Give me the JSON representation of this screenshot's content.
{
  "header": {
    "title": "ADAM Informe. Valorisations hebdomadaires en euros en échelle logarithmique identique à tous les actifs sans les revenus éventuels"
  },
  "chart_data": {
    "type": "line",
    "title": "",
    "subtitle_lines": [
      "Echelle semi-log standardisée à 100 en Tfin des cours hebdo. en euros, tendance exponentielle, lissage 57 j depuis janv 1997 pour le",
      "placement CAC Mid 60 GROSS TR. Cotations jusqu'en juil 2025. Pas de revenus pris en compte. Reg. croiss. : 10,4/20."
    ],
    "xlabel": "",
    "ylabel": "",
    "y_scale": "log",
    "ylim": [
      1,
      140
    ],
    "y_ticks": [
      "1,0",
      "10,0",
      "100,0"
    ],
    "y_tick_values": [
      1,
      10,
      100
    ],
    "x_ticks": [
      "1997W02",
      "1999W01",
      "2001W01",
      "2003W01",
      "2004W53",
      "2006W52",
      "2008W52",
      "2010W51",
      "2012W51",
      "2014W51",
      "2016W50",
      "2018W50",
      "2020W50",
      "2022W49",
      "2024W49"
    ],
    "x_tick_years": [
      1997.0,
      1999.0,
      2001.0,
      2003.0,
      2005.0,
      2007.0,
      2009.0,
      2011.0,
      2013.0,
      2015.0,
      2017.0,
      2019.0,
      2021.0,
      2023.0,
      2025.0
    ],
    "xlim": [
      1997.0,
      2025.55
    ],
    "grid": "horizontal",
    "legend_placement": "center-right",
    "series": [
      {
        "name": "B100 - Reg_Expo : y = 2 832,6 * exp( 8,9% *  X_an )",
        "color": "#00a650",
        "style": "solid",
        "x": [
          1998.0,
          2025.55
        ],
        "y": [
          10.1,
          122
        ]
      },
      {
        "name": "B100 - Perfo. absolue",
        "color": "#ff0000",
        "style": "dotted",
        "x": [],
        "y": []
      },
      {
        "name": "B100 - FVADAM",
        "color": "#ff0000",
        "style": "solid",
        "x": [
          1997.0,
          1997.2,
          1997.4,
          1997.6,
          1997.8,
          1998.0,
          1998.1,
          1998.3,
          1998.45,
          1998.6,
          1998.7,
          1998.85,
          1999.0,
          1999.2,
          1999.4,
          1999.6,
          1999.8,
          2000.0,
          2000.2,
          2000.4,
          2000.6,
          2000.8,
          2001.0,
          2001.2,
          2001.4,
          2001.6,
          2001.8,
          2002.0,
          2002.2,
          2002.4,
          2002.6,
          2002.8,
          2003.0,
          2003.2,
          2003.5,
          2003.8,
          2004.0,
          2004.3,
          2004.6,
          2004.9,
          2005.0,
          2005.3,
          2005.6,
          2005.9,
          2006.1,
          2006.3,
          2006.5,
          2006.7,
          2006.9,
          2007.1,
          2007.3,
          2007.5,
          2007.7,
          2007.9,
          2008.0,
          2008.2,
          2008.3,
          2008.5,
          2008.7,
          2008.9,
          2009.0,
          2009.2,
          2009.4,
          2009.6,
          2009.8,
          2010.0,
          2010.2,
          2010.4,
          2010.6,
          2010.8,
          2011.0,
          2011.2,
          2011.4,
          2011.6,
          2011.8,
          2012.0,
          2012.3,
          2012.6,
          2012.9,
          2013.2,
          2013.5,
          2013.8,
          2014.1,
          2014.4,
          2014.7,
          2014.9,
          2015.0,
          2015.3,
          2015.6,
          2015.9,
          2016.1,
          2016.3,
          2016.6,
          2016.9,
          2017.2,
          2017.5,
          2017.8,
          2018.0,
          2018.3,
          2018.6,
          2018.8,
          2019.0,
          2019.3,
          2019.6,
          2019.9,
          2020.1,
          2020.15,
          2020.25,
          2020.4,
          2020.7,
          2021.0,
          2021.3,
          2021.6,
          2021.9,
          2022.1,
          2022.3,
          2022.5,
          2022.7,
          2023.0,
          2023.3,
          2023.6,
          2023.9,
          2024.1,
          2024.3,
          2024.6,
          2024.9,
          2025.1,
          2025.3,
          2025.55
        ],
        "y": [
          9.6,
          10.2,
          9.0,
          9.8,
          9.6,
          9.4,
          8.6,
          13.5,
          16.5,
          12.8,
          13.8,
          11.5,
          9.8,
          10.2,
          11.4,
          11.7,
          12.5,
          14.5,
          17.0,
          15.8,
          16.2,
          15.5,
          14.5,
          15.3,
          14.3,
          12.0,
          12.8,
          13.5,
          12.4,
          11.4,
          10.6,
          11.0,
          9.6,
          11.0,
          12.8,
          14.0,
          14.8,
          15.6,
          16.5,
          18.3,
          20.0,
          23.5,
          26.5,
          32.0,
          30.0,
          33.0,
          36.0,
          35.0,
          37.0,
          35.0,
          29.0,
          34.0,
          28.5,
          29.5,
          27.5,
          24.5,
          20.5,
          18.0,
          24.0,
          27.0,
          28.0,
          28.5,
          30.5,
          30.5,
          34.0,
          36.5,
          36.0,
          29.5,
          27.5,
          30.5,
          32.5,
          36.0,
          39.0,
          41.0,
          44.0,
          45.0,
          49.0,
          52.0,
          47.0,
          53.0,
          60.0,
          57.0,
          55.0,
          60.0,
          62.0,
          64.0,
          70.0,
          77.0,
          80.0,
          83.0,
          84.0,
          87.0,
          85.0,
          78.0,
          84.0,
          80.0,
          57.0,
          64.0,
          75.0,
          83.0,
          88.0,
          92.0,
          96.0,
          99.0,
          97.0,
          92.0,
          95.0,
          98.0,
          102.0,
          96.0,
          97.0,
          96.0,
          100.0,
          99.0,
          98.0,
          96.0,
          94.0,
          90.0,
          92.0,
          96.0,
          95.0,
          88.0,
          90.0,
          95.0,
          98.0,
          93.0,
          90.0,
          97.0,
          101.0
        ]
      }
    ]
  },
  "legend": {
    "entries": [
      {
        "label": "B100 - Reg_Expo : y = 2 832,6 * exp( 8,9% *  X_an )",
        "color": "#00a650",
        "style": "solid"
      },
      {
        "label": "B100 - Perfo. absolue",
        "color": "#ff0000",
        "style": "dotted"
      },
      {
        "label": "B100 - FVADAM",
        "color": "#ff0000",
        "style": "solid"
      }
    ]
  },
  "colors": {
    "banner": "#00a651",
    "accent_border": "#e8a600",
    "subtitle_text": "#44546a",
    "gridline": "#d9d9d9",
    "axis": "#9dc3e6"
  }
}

TASK GOAL> Can you restate every record above word for word?

IN RESPONSE>
Give me the JSON representation of this screenshot's content.
{
  "header": {
    "title": "ADAM Informe. Valorisations hebdomadaires en euros en échelle logarithmique identique à tous les actifs sans les revenus éventuels"
  },
  "chart_data": {
    "type": "line",
    "title": "",
    "subtitle_lines": [
      "Echelle semi-log standardisée à 100 en Tfin des cours hebdo. en euros, tendance exponentielle, lissage 57 j depuis janv 1997 pour le",
      "placement CAC Mid 60 GROSS TR. Cotations jusqu'en juil 2025. Pas de revenus pris en compte. Reg. croiss. : 10,4/20."
    ],
    "xlabel": "",
    "ylabel": "",
    "y_scale": "log",
    "ylim": [
      1,
      140
    ],
    "y_ticks": [
      "1,0",
      "10,0",
      "100,0"
    ],
    "y_tick_values": [
      1,
      10,
      100
    ],
    "x_ticks": [
      "1997W02",
      "1999W01",
      "2001W01",
      "2003W01",
      "2004W53",
      "2006W52",
      "2008W52",
      "2010W51",
      "2012W51",
      "2014W51",
      "2016W50",
      "2018W50",
      "2020W50",
      "2022W49",
      "2024W49"
    ],
    "x_tick_years": [
      1997.0,
      1999.0,
      2001.0,
      2003.0,
      2005.0,
      2007.0,
      2009.0,
      2011.0,
      2013.0,
      2015.0,
      2017.0,
      2019.0,
      2021.0,
      2023.0,
      2025.0
    ],
    "xlim": [
      1997.0,
      2025.55
    ],
    "grid": "horizontal",
    "legend_placement": "center-right",
    "series": [
      {
        "name": "B100 - Reg_Expo : y = 2 832,6 * exp( 8,9% *  X_an )",
        "color": "#00a650",
        "style": "solid",
        "x": [
          1998.0,
          2025.55
        ],
        "y": [
          10.1,
          122
        ]
      },
      {
        "name": "B100 - Perfo. absolue",
        "color": "#ff0000",
        "style": "dotted",
        "x": [],
        "y": []
      },
      {
        "name": "B100 - FVADAM",
        "color": "#ff0000",
        "style": "solid",
        "x": [
          1997.0,
          1997.2,
          1997.4,
          1997.6,
          1997.8,
          1998.0,
          1998.1,
          1998.3,
          1998.45,
          1998.6,
          1998.7,
          1998.85,
          1999.0,
          1999.2,
          1999.4,
          1999.6,
          1999.8,
          2000.0,
          2000.2,
          2000.4,
          2000.6,
          2000.8,
          2001.0,
          2001.2,
          2001.4,
          2001.6,
          2001.8,
          2002.0,
          2002.2,
          2002.4,
          2002.6,
          2002.8,
          2003.0,
          2003.2,
          2003.5,
          2003.8,
          2004.0,
          2004.3,
          2004.6,
          2004.9,
          2005.0,
          2005.3,
          2005.6,
          2005.9,
          2006.1,
          2006.3,
          2006.5,
          2006.7,
          2006.9,
          2007.1,
          2007.3,
          2007.5,
          2007.7,
          2007.9,
          2008.0,
          2008.2,
          2008.3,
          2008.5,
          2008.7,
          2008.9,
          2009.0,
          2009.2,
          2009.4,
          2009.6,
          2009.8,
          2010.0,
          2010.2,
          2010.4,
          2010.6,
          2010.8,
          2011.0,
          2011.2,
          2011.4,
          2011.6,
          2011.8,
          2012.0,
          2012.3,
          2012.6,
          2012.9,
          2013.2,
          2013.5,
          2013.8,
          2014.1,
          2014.4,
          2014.7,
          2014.9,
          2015.0,
          2015.3,
          2015.6,
          2015.9,
          2016.1,
          2016.3,
          2016.6,
          2016.9,
          2017.2,
          2017.5,
          2017.8,
          2018.0,
          2018.3,
          2018.6,
          2018.8,
          2019.0,
          2019.3,
          2019.6,
          2019.9,
          2020.1,
          2020.15,
          2020.25,
          2020.4,
          2020.7,
          2021.0,
          2021.3,
          2021.6,
          2021.9,
          2022.1,
          2022.3,
          2022.5,
          2022.7,
          2023.0,
          2023.3,
          2023.6,
          2023.9,
          2024.1,
          2024.3,
          2024.6,
          2024.9,
          2025.1,
          2025.3,
          2025.55
        ],
        "y": [
          9.6,
          10.2,
          9.0,
          9.8,
          9.6,
          9.4,
          8.6,
          13.5,
          16.5,
          12.8,
          13.8,
          11.5,
          9.8,
          10.2,
          11.4,
          11.7,
          12.5,
          14.5,
          17.0,
          15.8,
          16.2,
          15.5,
          14.5,
          15.3,
          14.3,
          12.0,
          12.8,
          13.5,
          12.4,
          11.4,
          10.6,
          11.0,
          9.6,
          11.0,
          12.8,
          14.0,
          14.8,
          15.6,
          16.5,
          18.3,
          20.0,
          23.5,
          26.5,
          32.0,
          30.0,
          33.0,
          36.0,
          35.0,
          37.0,
          35.0,
          29.0,
          34.0,
          28.5,
          29.5,
          27.5,
          24.5,
          20.5,
          18.0,
          24.0,
          27.0,
          28.0,
          28.5,
          30.5,
          30.5,
          34.0,
          36.5,
          36.0,
          29.5,
          27.5,
          30.5,
          32.5,
          36.0,
          39.0,
          41.0,
          44.0,
          45.0,
          49.0,
          52.0,
          47.0,
          53.0,
          60.0,
          57.0,
          55.0,
          60.0,
          62.0,
          64.0,
          70.0,
          77.0,
          80.0,
          83.0,
          84.0,
          87.0,
          85.0,
          78.0,
          84.0,
          80.0,
          57.0,
          64.0,
          75.0,
          83.0,
          88.0,
          92.0,
          96.0,
          99.0,
          97.0,
          92.0,
          95.0,
          98.0,
          102.0,
          96.0,
          97.0,
          96.0,
          100.0,
          99.0,
          98.0,
          96.0,
          94.0,
          90.0,
          92.0,
          96.0,
          95.0,
          88.0,
          90.0,
          95.0,
          98.0,
          93.0,
          90.0,
          97.0,
          101.0
        ]
      }
    ]
  },
  "legend": {
    "entries": [
      {
        "label": "B100 - Reg_Expo : y = 2 832,6 * exp( 8,9% *  X_an )",
        "color": "#00a650",
        "style": "solid"
      },
      {
        "label": "B100 - Perfo. absolue",
        "color": "#ff0000",
        "style": "dotted"
      },
      {
        "label": "B100 - FVADAM",
        "color": "#ff0000",
        "style": "solid"
      }
    ]
  },
  "colors": {
    "banner": "#00a651",
    "accent_border": "#e8a600",
    "subtitle_text": "#44546a",
    "gridline": "#d9d9d9",
    "axis": "#9dc3e6"
  }
}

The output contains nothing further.